◆ Aim: Pull out all lines from the listing below in which the word "Thakur" appears.

+++

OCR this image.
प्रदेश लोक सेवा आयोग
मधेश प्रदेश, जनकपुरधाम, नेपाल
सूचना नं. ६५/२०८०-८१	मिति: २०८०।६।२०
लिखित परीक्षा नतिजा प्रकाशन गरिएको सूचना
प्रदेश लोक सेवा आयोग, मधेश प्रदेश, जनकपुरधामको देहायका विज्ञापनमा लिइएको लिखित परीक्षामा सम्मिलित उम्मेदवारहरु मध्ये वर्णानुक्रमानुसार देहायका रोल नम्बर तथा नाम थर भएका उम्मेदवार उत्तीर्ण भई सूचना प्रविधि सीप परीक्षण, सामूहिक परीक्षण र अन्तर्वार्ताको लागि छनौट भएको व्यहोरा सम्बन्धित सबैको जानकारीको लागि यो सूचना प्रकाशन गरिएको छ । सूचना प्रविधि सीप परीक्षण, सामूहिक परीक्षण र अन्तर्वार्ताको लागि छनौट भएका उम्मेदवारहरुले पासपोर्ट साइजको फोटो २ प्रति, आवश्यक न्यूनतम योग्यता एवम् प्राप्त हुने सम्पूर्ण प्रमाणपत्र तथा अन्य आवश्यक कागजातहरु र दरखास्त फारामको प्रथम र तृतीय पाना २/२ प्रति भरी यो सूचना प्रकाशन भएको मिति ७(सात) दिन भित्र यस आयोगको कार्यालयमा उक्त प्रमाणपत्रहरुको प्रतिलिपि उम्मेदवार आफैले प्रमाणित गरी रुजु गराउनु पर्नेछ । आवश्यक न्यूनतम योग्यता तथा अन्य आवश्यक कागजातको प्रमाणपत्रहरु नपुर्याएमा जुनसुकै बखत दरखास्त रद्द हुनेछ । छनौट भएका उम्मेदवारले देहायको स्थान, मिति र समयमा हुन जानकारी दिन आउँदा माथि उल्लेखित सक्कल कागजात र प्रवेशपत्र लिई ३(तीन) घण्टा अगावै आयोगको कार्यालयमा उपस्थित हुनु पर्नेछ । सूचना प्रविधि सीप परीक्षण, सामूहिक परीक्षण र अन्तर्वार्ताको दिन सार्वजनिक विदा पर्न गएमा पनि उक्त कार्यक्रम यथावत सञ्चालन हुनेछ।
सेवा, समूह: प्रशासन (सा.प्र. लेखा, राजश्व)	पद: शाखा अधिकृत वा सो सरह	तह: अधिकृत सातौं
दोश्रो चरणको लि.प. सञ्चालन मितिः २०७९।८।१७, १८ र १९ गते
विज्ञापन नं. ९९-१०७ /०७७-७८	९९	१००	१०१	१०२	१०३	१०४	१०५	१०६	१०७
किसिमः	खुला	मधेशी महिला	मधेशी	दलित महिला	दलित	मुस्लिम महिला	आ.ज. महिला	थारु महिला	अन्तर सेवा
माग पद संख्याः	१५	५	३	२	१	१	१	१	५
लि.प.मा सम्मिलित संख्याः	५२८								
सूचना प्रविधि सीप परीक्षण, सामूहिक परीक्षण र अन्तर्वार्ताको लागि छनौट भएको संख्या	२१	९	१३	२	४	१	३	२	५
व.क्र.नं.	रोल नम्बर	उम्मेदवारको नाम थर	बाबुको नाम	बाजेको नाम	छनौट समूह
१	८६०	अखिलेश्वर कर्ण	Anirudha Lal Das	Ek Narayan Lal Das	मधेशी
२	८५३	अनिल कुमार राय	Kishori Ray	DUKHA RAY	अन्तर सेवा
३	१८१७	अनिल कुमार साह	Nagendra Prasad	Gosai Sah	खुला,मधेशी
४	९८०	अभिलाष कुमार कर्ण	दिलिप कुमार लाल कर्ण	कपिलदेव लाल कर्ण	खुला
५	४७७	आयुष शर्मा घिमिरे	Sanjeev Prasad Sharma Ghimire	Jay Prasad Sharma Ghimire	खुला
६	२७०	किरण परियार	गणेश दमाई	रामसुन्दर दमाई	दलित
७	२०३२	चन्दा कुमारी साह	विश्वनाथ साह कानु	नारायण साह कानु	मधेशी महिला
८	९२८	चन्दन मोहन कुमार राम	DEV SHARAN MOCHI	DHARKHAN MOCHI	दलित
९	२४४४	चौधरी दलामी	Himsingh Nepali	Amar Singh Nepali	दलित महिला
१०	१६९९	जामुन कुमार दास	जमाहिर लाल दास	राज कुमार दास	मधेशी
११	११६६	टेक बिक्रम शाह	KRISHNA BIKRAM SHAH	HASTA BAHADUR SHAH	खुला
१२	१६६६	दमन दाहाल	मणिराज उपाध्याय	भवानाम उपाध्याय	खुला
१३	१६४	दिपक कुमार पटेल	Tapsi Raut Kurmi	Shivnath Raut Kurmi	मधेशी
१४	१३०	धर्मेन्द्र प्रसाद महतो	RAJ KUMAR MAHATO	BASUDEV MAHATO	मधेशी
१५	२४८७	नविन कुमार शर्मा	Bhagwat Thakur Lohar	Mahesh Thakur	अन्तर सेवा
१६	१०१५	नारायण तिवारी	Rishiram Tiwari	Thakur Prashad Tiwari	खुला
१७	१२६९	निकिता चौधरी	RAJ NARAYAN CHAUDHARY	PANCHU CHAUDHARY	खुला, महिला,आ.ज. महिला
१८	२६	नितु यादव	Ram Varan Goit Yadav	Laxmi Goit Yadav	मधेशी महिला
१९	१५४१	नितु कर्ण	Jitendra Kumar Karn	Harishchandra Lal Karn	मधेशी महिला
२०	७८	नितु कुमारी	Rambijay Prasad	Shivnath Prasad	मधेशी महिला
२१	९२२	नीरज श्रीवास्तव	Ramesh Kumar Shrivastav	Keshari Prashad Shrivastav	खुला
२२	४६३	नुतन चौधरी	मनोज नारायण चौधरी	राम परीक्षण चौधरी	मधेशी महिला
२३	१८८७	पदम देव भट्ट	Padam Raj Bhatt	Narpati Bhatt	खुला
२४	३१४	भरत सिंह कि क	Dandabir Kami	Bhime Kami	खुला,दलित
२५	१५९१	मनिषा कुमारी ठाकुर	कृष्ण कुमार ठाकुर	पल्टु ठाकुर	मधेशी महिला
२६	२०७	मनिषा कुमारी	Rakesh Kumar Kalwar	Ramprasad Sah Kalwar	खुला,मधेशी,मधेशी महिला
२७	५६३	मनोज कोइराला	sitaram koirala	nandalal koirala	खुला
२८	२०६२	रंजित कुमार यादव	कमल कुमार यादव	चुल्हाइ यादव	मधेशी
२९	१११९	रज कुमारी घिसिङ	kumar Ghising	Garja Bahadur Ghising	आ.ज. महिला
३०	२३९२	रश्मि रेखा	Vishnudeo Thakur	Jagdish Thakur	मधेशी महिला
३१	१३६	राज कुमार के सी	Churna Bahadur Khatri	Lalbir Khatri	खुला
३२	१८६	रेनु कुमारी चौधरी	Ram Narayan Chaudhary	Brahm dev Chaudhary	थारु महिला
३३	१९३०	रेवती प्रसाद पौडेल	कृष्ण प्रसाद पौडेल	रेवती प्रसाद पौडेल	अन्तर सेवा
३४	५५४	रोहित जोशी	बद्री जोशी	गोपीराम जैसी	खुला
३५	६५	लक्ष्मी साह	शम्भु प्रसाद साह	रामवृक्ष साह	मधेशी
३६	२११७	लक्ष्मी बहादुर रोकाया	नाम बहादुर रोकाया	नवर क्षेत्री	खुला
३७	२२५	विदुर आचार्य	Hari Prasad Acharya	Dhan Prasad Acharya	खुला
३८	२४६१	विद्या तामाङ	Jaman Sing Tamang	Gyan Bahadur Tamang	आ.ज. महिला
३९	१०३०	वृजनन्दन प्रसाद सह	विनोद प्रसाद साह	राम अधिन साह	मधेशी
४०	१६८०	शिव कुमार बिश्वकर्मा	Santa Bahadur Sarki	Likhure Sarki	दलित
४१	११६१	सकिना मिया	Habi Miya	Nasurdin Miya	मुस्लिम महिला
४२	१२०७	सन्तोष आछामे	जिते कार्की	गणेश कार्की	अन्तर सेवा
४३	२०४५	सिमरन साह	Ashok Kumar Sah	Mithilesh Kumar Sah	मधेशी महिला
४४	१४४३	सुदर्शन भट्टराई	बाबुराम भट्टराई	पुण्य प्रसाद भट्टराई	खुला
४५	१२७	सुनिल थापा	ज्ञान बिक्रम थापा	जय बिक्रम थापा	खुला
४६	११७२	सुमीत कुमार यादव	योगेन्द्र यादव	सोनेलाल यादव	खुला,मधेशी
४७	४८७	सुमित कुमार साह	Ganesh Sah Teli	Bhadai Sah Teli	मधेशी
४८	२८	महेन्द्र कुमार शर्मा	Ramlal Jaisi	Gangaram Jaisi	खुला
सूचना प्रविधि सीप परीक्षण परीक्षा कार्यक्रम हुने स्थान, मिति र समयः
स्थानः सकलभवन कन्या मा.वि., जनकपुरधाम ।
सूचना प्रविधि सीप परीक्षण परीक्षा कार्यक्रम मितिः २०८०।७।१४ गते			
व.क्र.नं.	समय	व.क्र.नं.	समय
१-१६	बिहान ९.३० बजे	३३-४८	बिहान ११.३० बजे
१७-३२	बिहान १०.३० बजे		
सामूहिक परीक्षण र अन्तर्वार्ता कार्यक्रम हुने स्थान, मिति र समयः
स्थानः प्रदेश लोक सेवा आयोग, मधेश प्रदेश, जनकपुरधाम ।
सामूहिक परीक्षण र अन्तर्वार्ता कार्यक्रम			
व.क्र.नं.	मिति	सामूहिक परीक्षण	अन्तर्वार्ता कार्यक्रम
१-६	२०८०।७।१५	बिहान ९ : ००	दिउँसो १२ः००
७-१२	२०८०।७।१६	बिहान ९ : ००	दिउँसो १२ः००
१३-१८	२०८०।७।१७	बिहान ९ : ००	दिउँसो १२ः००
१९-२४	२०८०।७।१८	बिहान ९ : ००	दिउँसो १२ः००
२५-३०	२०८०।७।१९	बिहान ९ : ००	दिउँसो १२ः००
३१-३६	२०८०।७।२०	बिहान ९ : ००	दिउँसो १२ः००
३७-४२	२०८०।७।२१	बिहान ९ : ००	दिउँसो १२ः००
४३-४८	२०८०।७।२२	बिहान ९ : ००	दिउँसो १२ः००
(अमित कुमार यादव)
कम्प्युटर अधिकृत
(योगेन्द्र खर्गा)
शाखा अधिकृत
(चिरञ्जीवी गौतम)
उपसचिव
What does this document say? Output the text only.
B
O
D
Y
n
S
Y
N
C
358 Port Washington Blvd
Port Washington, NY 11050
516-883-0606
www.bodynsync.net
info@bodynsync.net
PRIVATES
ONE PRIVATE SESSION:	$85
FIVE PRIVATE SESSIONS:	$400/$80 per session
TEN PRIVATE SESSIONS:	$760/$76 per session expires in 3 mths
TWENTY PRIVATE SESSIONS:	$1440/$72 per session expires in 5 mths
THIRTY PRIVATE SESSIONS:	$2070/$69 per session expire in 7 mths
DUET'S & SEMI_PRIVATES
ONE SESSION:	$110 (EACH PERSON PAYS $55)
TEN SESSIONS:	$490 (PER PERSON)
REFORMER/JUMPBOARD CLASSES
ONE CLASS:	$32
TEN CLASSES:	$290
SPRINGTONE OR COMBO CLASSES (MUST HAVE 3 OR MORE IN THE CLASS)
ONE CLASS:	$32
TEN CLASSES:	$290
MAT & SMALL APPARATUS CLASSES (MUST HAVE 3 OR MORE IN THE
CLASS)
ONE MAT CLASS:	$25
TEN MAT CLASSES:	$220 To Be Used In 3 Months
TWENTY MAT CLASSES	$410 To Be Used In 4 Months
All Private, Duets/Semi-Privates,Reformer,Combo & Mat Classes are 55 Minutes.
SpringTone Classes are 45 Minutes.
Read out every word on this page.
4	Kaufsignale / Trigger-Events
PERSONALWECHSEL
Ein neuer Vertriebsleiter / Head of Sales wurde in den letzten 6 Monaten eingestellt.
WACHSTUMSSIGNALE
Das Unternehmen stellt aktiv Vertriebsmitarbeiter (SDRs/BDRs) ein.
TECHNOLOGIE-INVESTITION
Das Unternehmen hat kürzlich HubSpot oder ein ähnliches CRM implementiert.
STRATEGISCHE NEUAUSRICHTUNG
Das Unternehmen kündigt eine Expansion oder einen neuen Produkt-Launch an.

+++

◆ Solution to this exercise:
१५	२४८७	नविन कुमार शर्मा	Bhagwat Thakur Lohar	Mahesh Thakur	अन्तर सेवा
१६	१०१५	नारायण तिवारी	Rishiram Tiwari	Thakur Prashad Tiwari	खुला
३०	२३९२	रश्मि रेखा	Vishnudeo Thakur	Jagdish Thakur	मधेशी महिला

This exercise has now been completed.